• What you should do: Search the data below for "strategies"; list each line that holds it.

====== Given data ======

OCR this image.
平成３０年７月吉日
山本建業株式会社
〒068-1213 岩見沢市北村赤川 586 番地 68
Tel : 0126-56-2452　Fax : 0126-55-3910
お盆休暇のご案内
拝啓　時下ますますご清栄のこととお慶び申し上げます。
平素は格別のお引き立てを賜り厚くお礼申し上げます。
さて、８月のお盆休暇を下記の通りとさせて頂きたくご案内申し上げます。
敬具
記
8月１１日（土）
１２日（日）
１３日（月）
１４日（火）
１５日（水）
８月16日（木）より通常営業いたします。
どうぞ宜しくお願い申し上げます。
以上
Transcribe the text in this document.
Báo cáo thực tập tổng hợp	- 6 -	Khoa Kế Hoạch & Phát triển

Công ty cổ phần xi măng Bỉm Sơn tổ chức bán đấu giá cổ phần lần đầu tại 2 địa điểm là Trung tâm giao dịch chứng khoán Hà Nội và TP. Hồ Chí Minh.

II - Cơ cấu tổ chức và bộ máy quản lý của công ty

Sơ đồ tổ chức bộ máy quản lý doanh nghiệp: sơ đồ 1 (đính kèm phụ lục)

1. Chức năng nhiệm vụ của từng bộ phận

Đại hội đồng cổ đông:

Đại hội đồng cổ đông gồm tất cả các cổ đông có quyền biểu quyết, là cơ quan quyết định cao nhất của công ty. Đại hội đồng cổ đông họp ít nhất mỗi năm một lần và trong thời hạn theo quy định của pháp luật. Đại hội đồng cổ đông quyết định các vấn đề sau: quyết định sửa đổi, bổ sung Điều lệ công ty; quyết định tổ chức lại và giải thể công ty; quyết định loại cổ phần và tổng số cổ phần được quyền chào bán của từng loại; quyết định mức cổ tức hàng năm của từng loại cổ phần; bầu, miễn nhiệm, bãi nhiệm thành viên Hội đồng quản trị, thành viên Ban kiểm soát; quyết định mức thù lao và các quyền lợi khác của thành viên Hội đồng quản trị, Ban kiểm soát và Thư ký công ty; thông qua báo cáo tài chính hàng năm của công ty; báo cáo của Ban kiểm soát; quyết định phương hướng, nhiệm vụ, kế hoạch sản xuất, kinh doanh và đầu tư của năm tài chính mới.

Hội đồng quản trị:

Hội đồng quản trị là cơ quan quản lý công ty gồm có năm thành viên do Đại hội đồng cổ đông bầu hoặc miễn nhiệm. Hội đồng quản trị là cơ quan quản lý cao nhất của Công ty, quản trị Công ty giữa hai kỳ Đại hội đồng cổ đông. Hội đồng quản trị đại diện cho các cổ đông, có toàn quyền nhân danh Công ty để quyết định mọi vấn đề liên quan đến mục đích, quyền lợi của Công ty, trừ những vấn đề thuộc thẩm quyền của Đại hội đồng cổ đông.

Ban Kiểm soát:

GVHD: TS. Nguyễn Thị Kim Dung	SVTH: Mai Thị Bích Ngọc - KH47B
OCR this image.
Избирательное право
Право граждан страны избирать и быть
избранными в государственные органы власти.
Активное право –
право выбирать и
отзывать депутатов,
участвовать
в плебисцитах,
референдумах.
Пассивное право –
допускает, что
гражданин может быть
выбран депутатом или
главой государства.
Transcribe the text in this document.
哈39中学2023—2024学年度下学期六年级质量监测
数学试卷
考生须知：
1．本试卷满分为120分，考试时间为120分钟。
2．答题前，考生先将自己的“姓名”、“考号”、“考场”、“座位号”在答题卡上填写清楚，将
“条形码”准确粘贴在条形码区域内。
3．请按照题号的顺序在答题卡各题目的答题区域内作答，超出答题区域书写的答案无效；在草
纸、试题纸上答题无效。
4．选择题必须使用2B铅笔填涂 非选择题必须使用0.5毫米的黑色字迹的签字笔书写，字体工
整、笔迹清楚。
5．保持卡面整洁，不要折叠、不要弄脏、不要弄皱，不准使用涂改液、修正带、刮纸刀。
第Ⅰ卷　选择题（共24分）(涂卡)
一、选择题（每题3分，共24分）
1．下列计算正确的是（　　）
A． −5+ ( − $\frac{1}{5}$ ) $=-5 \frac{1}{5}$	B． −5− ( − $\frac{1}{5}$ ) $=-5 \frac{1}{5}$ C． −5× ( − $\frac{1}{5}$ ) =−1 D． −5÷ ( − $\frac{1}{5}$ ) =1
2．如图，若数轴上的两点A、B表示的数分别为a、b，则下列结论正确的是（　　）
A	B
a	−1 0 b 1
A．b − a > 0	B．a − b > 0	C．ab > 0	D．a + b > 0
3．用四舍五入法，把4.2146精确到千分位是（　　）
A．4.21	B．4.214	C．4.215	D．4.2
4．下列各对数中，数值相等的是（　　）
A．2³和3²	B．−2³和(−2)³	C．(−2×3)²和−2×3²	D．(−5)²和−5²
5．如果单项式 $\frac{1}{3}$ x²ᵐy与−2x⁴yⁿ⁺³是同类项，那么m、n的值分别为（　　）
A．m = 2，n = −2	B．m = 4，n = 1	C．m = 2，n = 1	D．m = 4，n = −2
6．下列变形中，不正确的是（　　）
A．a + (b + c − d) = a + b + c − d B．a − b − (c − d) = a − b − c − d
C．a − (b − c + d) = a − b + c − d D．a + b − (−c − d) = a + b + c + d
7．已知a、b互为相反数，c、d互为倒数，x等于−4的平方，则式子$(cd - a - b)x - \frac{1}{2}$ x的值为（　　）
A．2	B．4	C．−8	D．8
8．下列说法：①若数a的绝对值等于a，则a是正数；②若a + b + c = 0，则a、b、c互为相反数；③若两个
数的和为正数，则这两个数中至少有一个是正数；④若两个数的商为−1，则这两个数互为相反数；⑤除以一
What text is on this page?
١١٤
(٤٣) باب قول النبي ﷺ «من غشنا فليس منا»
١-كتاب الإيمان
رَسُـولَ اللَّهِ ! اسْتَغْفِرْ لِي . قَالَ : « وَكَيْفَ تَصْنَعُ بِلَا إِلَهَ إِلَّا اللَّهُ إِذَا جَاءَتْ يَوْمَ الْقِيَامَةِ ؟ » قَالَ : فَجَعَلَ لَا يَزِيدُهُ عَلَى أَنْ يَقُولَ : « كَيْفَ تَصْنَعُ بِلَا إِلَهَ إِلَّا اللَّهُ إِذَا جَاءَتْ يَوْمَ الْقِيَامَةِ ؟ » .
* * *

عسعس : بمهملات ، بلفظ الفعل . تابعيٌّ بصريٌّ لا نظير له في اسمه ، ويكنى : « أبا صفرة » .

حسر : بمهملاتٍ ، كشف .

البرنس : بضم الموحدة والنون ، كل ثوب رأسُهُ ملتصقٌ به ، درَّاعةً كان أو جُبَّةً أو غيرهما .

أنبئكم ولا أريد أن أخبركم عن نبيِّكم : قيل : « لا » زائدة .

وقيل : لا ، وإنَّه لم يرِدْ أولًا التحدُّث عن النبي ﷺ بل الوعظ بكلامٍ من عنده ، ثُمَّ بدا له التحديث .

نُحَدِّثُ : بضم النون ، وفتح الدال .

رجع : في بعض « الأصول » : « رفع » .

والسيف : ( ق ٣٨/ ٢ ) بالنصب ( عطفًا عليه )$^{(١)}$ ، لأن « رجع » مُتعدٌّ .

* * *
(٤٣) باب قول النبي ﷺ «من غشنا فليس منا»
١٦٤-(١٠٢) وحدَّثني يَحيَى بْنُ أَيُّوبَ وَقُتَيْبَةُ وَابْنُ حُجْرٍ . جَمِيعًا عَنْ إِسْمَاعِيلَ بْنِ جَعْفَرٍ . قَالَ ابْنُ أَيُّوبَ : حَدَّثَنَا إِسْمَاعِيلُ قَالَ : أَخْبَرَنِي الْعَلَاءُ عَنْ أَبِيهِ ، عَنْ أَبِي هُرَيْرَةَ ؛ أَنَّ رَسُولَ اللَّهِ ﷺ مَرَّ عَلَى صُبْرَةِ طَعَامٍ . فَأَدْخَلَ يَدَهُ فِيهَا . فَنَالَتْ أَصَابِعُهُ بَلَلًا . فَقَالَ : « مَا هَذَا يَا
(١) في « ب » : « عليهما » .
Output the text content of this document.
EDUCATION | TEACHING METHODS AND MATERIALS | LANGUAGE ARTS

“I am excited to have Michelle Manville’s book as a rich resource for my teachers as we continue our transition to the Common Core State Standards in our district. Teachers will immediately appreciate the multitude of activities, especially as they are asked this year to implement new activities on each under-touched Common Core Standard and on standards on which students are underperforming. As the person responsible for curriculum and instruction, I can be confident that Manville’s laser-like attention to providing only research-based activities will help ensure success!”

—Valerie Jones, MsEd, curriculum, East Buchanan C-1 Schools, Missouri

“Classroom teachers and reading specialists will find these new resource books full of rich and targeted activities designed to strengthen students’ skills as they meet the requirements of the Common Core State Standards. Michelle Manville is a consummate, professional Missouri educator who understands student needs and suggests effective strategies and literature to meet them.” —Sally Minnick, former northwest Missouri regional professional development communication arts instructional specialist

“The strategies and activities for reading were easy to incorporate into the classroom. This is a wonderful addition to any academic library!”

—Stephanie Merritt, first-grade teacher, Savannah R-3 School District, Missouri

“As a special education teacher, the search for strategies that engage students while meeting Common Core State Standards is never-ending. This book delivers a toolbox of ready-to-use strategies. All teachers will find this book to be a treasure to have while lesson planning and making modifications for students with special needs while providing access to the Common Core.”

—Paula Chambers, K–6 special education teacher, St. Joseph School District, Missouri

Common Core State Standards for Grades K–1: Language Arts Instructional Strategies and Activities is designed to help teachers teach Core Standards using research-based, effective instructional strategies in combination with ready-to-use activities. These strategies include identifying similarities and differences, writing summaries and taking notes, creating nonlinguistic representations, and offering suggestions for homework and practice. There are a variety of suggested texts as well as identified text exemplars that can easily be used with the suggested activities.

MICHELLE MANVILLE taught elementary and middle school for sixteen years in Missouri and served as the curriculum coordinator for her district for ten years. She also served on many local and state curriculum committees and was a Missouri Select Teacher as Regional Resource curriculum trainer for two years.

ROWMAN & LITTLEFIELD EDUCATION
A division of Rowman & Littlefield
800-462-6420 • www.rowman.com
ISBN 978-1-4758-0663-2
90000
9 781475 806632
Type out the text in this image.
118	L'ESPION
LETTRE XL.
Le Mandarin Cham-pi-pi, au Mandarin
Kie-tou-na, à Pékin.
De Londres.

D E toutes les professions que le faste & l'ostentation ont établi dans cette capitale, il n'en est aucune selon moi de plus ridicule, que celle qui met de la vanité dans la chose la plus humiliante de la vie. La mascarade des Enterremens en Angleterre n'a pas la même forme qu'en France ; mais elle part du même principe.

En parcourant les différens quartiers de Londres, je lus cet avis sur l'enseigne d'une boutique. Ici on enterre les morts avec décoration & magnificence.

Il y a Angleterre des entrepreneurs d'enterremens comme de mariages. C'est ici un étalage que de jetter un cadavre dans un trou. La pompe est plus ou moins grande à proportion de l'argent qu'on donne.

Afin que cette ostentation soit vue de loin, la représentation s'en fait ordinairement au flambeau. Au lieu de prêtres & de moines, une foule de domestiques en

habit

======

• The completed task:
“Classroom teachers and reading specialists will find these new resource books full of rich and targeted activities designed to strengthen students’ skills as they meet the requirements of the Common Core State Standards. Michelle Manville is a consummate, professional Missouri educator who understands student needs and suggests effective strategies and literature to meet them.” —Sally Minnick, former northwest Missouri regional professional development communication arts instructional specialist
“The strategies and activities for reading were easy to incorporate into the classroom. This is a wonderful addition to any academic library!”
“As a special education teacher, the search for strategies that engage students while meeting Common Core State Standards is never-ending. This book delivers a toolbox of ready-to-use strategies. All teachers will find this book to be a treasure to have while lesson planning and making modifications for students with special needs while providing access to the Common Core.”
Common Core State Standards for Grades K–1: Language Arts Instructional Strategies and Activities is designed to help teachers teach Core Standards using research-based, effective instructional strategies in combination with ready-to-use activities. These strategies include identifying similarities and differences, writing summaries and taking notes, creating nonlinguistic representations, and offering suggestions for homework and practice. There are a variety of suggested texts as well as identified text exemplars that can easily be used with the suggested activities.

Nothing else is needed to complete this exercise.